#### [WORK REQUIRED]
Go over the listing below line by line and tally those containing "have". Give only the tally.

Stored data entries
• • •

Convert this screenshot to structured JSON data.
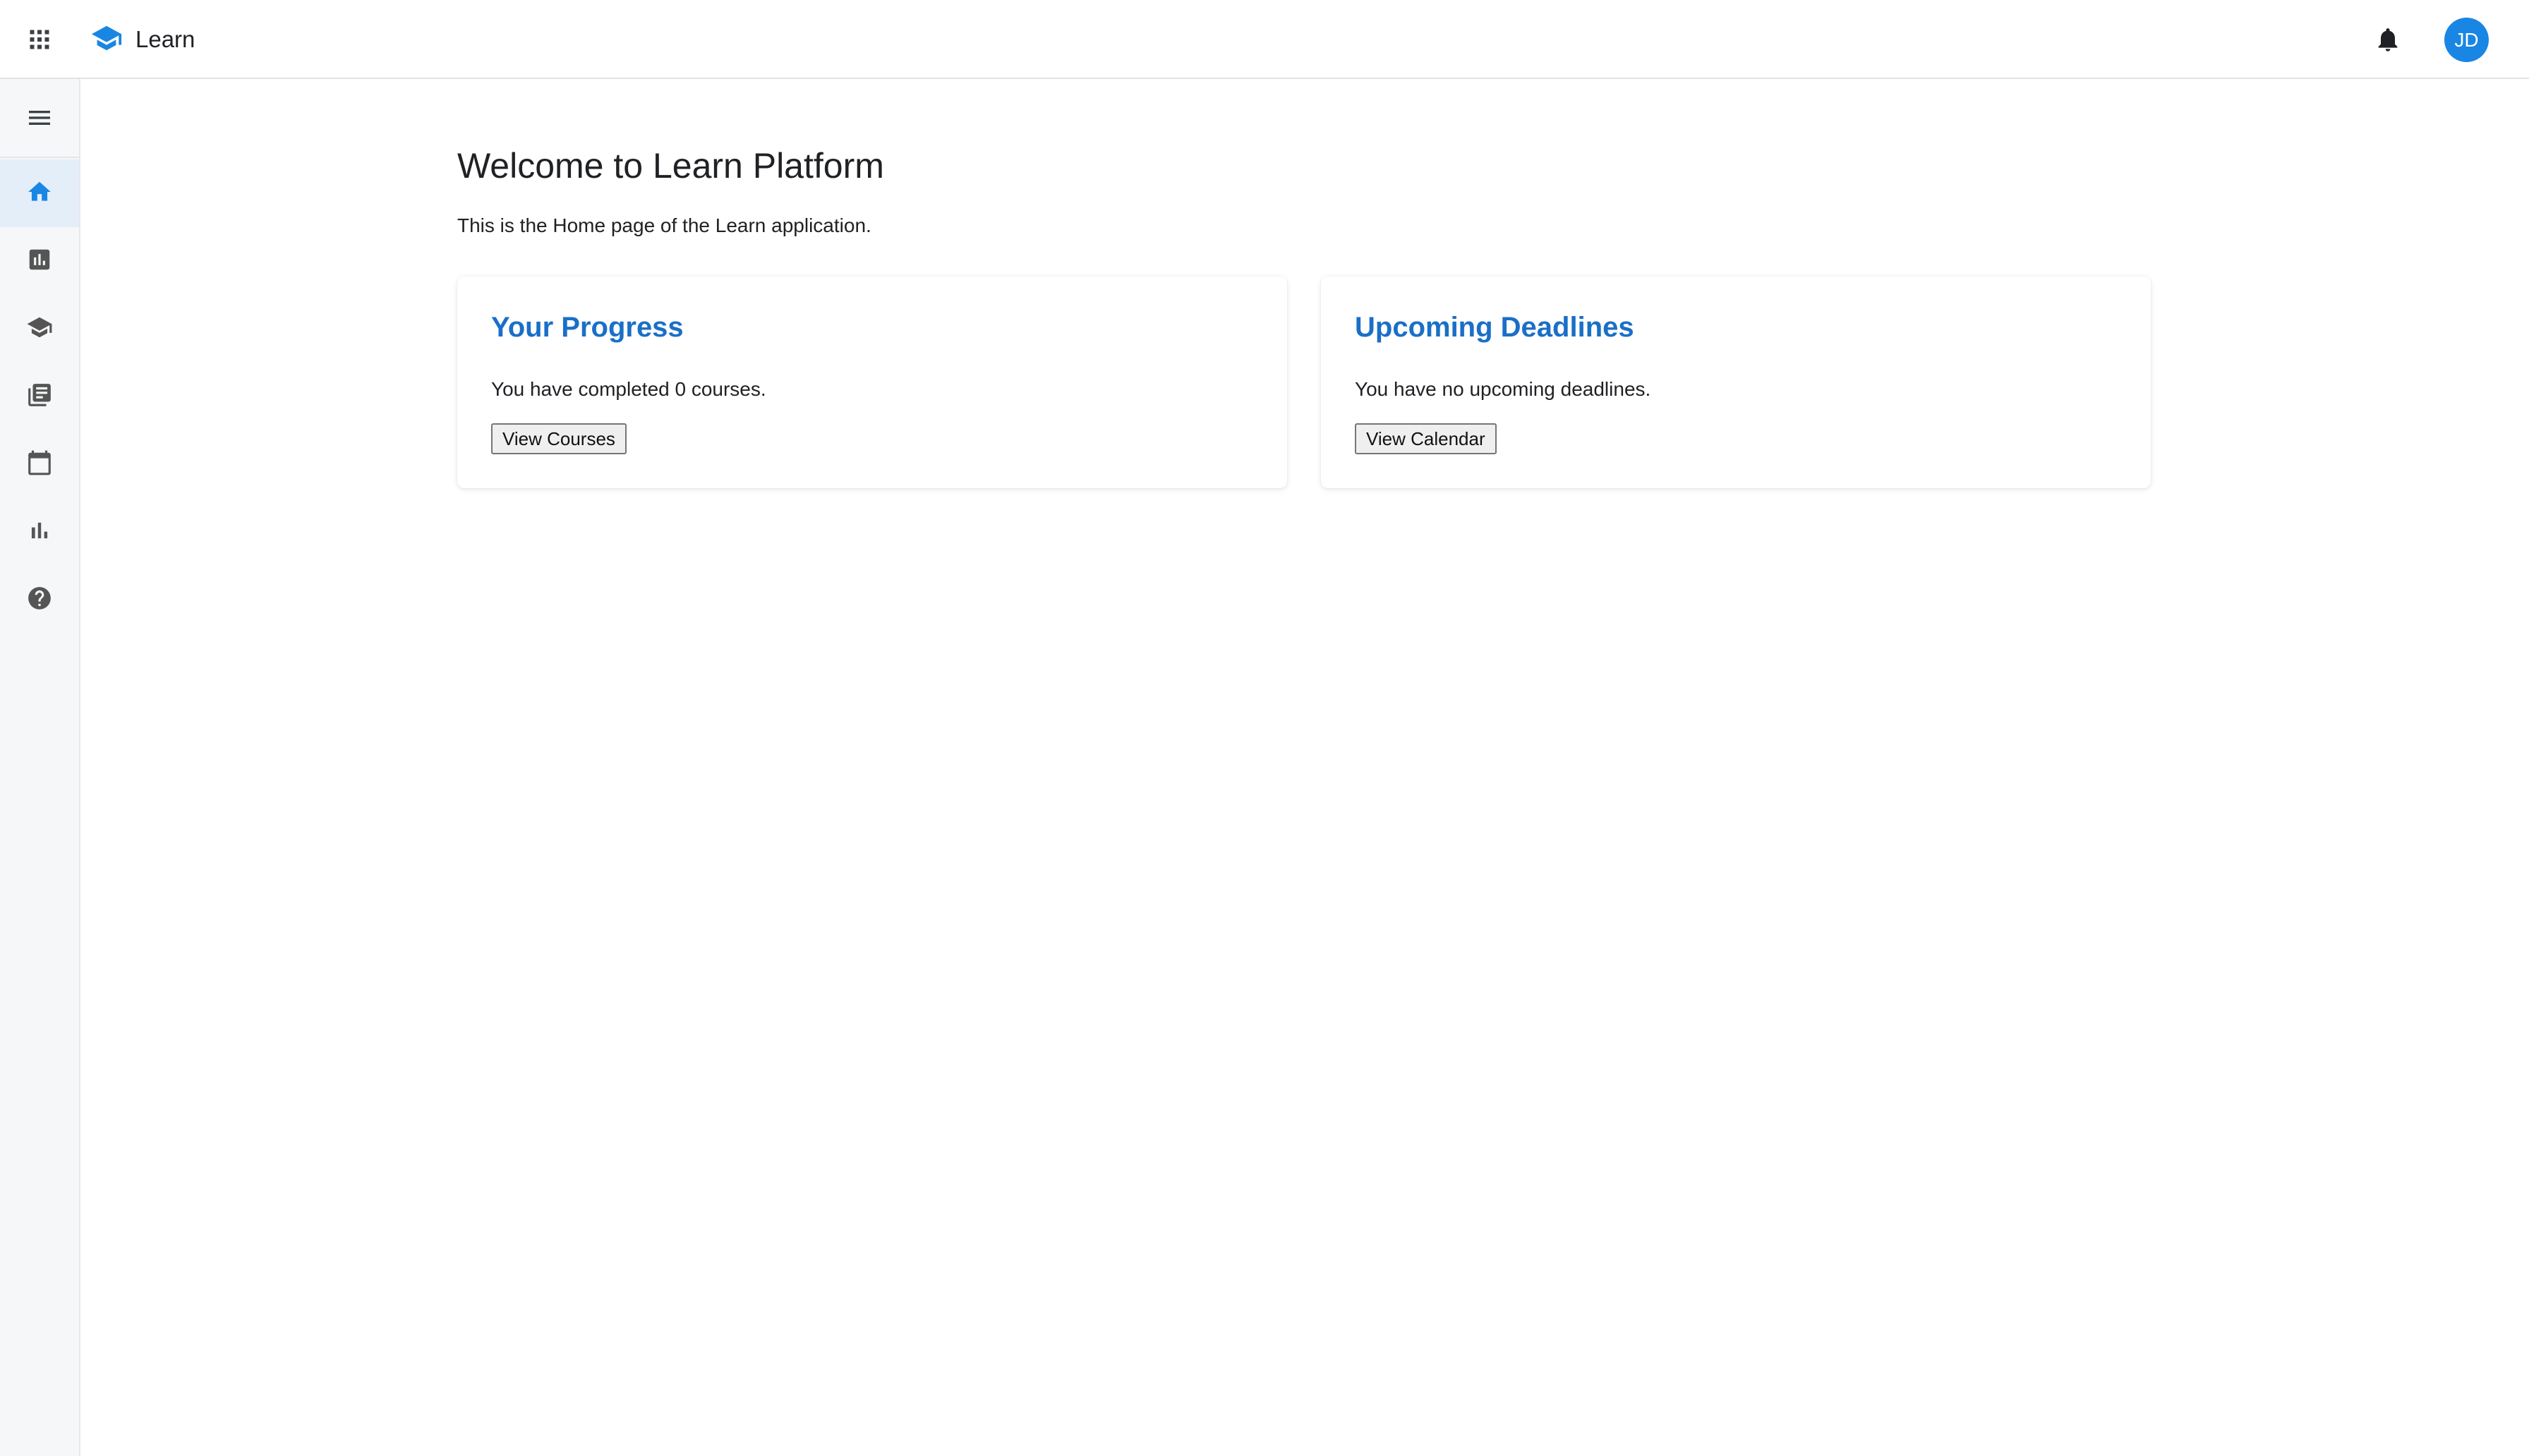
{
  "header": {
    "app_title": "Learn",
    "avatar_initials": "JD",
    "icons": [
      "apps-grid-icon",
      "graduation-cap-icon",
      "bell-icon"
    ]
  },
  "sidebar": {
    "menu_icon": "hamburger-menu-icon",
    "items": [
      {
        "name": "home",
        "icon": "home-icon",
        "active": true
      },
      {
        "name": "dashboard",
        "icon": "bar-chart-box-icon",
        "active": false
      },
      {
        "name": "courses",
        "icon": "graduation-cap-icon",
        "active": false
      },
      {
        "name": "library",
        "icon": "library-books-icon",
        "active": false
      },
      {
        "name": "calendar",
        "icon": "calendar-icon",
        "active": false
      },
      {
        "name": "reports",
        "icon": "bar-chart-icon",
        "active": false
      },
      {
        "name": "help",
        "icon": "help-circle-icon",
        "active": false
      }
    ]
  },
  "main": {
    "title": "Welcome to Learn Platform",
    "subtitle": "This is the Home page of the Learn application.",
    "cards": [
      {
        "title": "Your Progress",
        "text": "You have completed 0 courses.",
        "button_label": "View Courses"
      },
      {
        "title": "Upcoming Deadlines",
        "text": "You have no upcoming deadlines.",
        "button_label": "View Calendar"
      }
    ]
  },
  "colors": {
    "accent": "#1a6fc7",
    "avatar_bg": "#1a86e4",
    "sidebar_bg": "#f5f7f9",
    "active_nav_bg": "#e3eef9",
    "icon_gray": "#555555"
  }
}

• • •

#### [TASK RESULT]
2